» Dataset entries
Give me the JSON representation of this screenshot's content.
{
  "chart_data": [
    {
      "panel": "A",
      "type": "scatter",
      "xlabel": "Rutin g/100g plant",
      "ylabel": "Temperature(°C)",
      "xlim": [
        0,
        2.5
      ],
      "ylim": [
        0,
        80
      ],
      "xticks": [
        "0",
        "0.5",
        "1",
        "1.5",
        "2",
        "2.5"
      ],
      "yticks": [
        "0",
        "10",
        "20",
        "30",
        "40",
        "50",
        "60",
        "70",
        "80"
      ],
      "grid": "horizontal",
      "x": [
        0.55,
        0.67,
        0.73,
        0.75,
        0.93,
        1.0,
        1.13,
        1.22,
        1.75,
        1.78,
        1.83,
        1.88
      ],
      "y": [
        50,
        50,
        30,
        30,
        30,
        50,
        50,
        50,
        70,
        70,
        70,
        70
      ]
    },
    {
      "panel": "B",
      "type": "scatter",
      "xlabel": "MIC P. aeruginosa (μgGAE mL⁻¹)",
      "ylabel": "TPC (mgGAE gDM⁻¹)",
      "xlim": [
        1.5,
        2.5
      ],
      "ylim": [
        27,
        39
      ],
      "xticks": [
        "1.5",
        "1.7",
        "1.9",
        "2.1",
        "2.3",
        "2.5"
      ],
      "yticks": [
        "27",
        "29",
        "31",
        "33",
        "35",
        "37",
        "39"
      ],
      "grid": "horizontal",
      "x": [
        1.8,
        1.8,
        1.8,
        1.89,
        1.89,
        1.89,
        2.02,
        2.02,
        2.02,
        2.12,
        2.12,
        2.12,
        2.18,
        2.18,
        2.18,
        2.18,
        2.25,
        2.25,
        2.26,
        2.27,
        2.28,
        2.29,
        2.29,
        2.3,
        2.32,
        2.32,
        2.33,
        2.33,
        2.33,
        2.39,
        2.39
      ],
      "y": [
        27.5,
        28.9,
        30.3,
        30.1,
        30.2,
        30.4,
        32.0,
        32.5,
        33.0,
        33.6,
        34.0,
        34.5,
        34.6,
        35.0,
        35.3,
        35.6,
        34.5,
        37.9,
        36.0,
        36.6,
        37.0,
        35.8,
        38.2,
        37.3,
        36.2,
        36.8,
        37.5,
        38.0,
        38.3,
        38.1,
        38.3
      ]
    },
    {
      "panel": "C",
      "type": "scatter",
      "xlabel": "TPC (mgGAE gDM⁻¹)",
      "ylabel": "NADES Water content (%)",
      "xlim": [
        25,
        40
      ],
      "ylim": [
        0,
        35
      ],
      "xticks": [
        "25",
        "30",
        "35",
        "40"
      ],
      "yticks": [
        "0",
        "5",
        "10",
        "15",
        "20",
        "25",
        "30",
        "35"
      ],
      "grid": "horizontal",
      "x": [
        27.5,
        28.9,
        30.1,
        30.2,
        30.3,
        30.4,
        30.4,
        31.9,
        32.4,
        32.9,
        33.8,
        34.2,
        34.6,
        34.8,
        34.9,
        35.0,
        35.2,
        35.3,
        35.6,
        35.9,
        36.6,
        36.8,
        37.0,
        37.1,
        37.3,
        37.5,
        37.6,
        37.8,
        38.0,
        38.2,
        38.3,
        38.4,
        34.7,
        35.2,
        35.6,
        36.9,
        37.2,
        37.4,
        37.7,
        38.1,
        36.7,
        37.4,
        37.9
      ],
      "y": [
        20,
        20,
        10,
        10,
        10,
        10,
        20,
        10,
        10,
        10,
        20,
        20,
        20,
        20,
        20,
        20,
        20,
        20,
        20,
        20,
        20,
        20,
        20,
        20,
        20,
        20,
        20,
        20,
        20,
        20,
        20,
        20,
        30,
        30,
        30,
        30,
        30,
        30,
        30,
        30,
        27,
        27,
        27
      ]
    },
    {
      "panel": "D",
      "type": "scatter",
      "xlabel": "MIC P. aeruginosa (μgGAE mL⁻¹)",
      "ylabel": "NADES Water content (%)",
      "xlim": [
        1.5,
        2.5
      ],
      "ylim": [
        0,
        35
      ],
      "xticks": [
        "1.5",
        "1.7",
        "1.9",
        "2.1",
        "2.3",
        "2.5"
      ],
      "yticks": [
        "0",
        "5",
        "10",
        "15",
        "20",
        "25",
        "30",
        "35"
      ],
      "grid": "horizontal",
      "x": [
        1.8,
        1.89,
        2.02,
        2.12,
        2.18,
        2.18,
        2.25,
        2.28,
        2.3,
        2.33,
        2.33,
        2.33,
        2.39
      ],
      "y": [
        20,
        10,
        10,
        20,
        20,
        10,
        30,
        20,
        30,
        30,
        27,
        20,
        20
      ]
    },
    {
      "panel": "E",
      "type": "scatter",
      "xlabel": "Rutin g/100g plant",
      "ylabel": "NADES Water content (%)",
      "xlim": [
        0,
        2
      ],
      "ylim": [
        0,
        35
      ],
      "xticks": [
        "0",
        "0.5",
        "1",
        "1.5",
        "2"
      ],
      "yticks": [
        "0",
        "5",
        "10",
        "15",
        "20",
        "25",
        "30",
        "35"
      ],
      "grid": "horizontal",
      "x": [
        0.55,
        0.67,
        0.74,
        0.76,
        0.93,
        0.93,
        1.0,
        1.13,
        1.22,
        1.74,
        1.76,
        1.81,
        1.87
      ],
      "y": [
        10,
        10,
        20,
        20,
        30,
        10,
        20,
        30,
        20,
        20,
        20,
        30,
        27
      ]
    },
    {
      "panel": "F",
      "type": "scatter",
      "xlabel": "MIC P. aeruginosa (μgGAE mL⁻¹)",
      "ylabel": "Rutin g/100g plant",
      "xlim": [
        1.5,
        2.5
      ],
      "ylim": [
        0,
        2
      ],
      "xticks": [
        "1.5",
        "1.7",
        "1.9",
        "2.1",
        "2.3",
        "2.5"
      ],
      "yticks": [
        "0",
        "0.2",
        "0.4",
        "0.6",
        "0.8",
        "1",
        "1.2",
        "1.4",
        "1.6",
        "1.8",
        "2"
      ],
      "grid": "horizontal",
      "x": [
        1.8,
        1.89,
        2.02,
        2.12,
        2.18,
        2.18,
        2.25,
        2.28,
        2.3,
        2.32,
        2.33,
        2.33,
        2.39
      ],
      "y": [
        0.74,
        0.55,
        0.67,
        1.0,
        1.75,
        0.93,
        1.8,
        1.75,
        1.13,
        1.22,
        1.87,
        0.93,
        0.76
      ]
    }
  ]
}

» Task details
Give back each line above precisely as it stands.

» Result
Give me the JSON representation of this screenshot's content.
{
  "chart_data": [
    {
      "panel": "A",
      "type": "scatter",
      "xlabel": "Rutin g/100g plant",
      "ylabel": "Temperature(°C)",
      "xlim": [
        0,
        2.5
      ],
      "ylim": [
        0,
        80
      ],
      "xticks": [
        "0",
        "0.5",
        "1",
        "1.5",
        "2",
        "2.5"
      ],
      "yticks": [
        "0",
        "10",
        "20",
        "30",
        "40",
        "50",
        "60",
        "70",
        "80"
      ],
      "grid": "horizontal",
      "x": [
        0.55,
        0.67,
        0.73,
        0.75,
        0.93,
        1.0,
        1.13,
        1.22,
        1.75,
        1.78,
        1.83,
        1.88
      ],
      "y": [
        50,
        50,
        30,
        30,
        30,
        50,
        50,
        50,
        70,
        70,
        70,
        70
      ]
    },
    {
      "panel": "B",
      "type": "scatter",
      "xlabel": "MIC P. aeruginosa (μgGAE mL⁻¹)",
      "ylabel": "TPC (mgGAE gDM⁻¹)",
      "xlim": [
        1.5,
        2.5
      ],
      "ylim": [
        27,
        39
      ],
      "xticks": [
        "1.5",
        "1.7",
        "1.9",
        "2.1",
        "2.3",
        "2.5"
      ],
      "yticks": [
        "27",
        "29",
        "31",
        "33",
        "35",
        "37",
        "39"
      ],
      "grid": "horizontal",
      "x": [
        1.8,
        1.8,
        1.8,
        1.89,
        1.89,
        1.89,
        2.02,
        2.02,
        2.02,
        2.12,
        2.12,
        2.12,
        2.18,
        2.18,
        2.18,
        2.18,
        2.25,
        2.25,
        2.26,
        2.27,
        2.28,
        2.29,
        2.29,
        2.3,
        2.32,
        2.32,
        2.33,
        2.33,
        2.33,
        2.39,
        2.39
      ],
      "y": [
        27.5,
        28.9,
        30.3,
        30.1,
        30.2,
        30.4,
        32.0,
        32.5,
        33.0,
        33.6,
        34.0,
        34.5,
        34.6,
        35.0,
        35.3,
        35.6,
        34.5,
        37.9,
        36.0,
        36.6,
        37.0,
        35.8,
        38.2,
        37.3,
        36.2,
        36.8,
        37.5,
        38.0,
        38.3,
        38.1,
        38.3
      ]
    },
    {
      "panel": "C",
      "type": "scatter",
      "xlabel": "TPC (mgGAE gDM⁻¹)",
      "ylabel": "NADES Water content (%)",
      "xlim": [
        25,
        40
      ],
      "ylim": [
        0,
        35
      ],
      "xticks": [
        "25",
        "30",
        "35",
        "40"
      ],
      "yticks": [
        "0",
        "5",
        "10",
        "15",
        "20",
        "25",
        "30",
        "35"
      ],
      "grid": "horizontal",
      "x": [
        27.5,
        28.9,
        30.1,
        30.2,
        30.3,
        30.4,
        30.4,
        31.9,
        32.4,
        32.9,
        33.8,
        34.2,
        34.6,
        34.8,
        34.9,
        35.0,
        35.2,
        35.3,
        35.6,
        35.9,
        36.6,
        36.8,
        37.0,
        37.1,
        37.3,
        37.5,
        37.6,
        37.8,
        38.0,
        38.2,
        38.3,
        38.4,
        34.7,
        35.2,
        35.6,
        36.9,
        37.2,
        37.4,
        37.7,
        38.1,
        36.7,
        37.4,
        37.9
      ],
      "y": [
        20,
        20,
        10,
        10,
        10,
        10,
        20,
        10,
        10,
        10,
        20,
        20,
        20,
        20,
        20,
        20,
        20,
        20,
        20,
        20,
        20,
        20,
        20,
        20,
        20,
        20,
        20,
        20,
        20,
        20,
        20,
        20,
        30,
        30,
        30,
        30,
        30,
        30,
        30,
        30,
        27,
        27,
        27
      ]
    },
    {
      "panel": "D",
      "type": "scatter",
      "xlabel": "MIC P. aeruginosa (μgGAE mL⁻¹)",
      "ylabel": "NADES Water content (%)",
      "xlim": [
        1.5,
        2.5
      ],
      "ylim": [
        0,
        35
      ],
      "xticks": [
        "1.5",
        "1.7",
        "1.9",
        "2.1",
        "2.3",
        "2.5"
      ],
      "yticks": [
        "0",
        "5",
        "10",
        "15",
        "20",
        "25",
        "30",
        "35"
      ],
      "grid": "horizontal",
      "x": [
        1.8,
        1.89,
        2.02,
        2.12,
        2.18,
        2.18,
        2.25,
        2.28,
        2.3,
        2.33,
        2.33,
        2.33,
        2.39
      ],
      "y": [
        20,
        10,
        10,
        20,
        20,
        10,
        30,
        20,
        30,
        30,
        27,
        20,
        20
      ]
    },
    {
      "panel": "E",
      "type": "scatter",
      "xlabel": "Rutin g/100g plant",
      "ylabel": "NADES Water content (%)",
      "xlim": [
        0,
        2
      ],
      "ylim": [
        0,
        35
      ],
      "xticks": [
        "0",
        "0.5",
        "1",
        "1.5",
        "2"
      ],
      "yticks": [
        "0",
        "5",
        "10",
        "15",
        "20",
        "25",
        "30",
        "35"
      ],
      "grid": "horizontal",
      "x": [
        0.55,
        0.67,
        0.74,
        0.76,
        0.93,
        0.93,
        1.0,
        1.13,
        1.22,
        1.74,
        1.76,
        1.81,
        1.87
      ],
      "y": [
        10,
        10,
        20,
        20,
        30,
        10,
        20,
        30,
        20,
        20,
        20,
        30,
        27
      ]
    },
    {
      "panel": "F",
      "type": "scatter",
      "xlabel": "MIC P. aeruginosa (μgGAE mL⁻¹)",
      "ylabel": "Rutin g/100g plant",
      "xlim": [
        1.5,
        2.5
      ],
      "ylim": [
        0,
        2
      ],
      "xticks": [
        "1.5",
        "1.7",
        "1.9",
        "2.1",
        "2.3",
        "2.5"
      ],
      "yticks": [
        "0",
        "0.2",
        "0.4",
        "0.6",
        "0.8",
        "1",
        "1.2",
        "1.4",
        "1.6",
        "1.8",
        "2"
      ],
      "grid": "horizontal",
      "x": [
        1.8,
        1.89,
        2.02,
        2.12,
        2.18,
        2.18,
        2.25,
        2.28,
        2.3,
        2.32,
        2.33,
        2.33,
        2.39
      ],
      "y": [
        0.74,
        0.55,
        0.67,
        1.0,
        1.75,
        0.93,
        1.8,
        1.75,
        1.13,
        1.22,
        1.87,
        0.93,
        0.76
      ]
    }
  ]
}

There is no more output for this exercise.